* Your goal
Report how many lines in the records below contain the word "fraction". Give only the number.

* Entries shown
━━━━━━━━━━━━━━━━━━━━━━━━━━━━━━
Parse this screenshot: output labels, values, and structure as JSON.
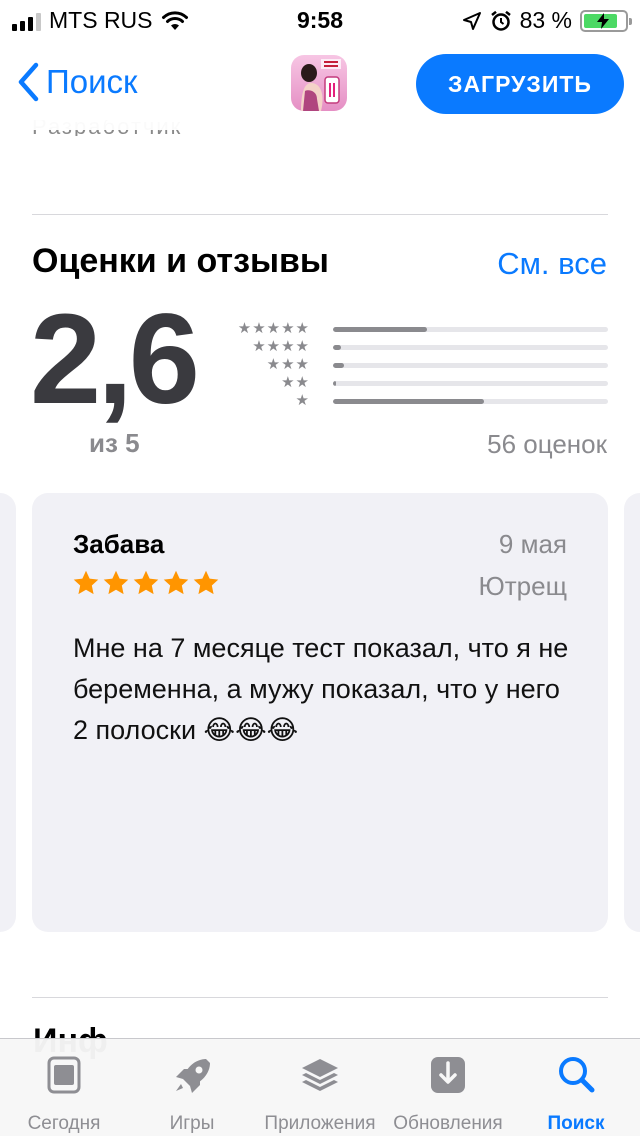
{
  "status_bar": {
    "carrier": "MTS RUS",
    "time": "9:58",
    "battery_percent": "83 %",
    "battery_level": 0.83,
    "icons": [
      "signal-icon",
      "wifi-icon",
      "location-arrow-icon",
      "alarm-icon",
      "battery-icon",
      "charging-bolt-icon"
    ]
  },
  "nav": {
    "back_label": "Поиск",
    "get_label": "ЗАГРУЗИТЬ",
    "faded_text": "Разработчик"
  },
  "ratings": {
    "title": "Оценки и отзывы",
    "see_all": "См. все",
    "score": "2,6",
    "out_of": "из 5",
    "count_label": "56 оценок",
    "distribution": [
      {
        "stars": "★★★★★",
        "fraction": 0.34
      },
      {
        "stars": "★★★★",
        "fraction": 0.03
      },
      {
        "stars": "★★★",
        "fraction": 0.04
      },
      {
        "stars": "★★",
        "fraction": 0.01
      },
      {
        "stars": "★",
        "fraction": 0.55
      }
    ]
  },
  "review": {
    "author": "Забава",
    "date": "9 мая",
    "nickname": "Ютрещ",
    "rating": 5,
    "body": "Мне на 7 месяце тест показал, что я не беременна, а мужу показал, что у него 2 полоски 😂😂😂"
  },
  "next_section_title": "Инф",
  "tabbar": {
    "items": [
      {
        "label": "Сегодня",
        "icon": "today-icon",
        "active": false
      },
      {
        "label": "Игры",
        "icon": "rocket-icon",
        "active": false
      },
      {
        "label": "Приложения",
        "icon": "apps-stack-icon",
        "active": false
      },
      {
        "label": "Обновления",
        "icon": "updates-download-icon",
        "active": false
      },
      {
        "label": "Поиск",
        "icon": "search-icon",
        "active": true
      }
    ]
  },
  "colors": {
    "accent": "#0a7aff",
    "star_orange": "#ff9500",
    "bar_fill": "#8a8a8e",
    "card_bg": "#f1f1f6",
    "battery_green": "#4cd964"
  }
}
━━━━━━━━━━━━━━━━━━━━━━━━━━━━━━
* In response
5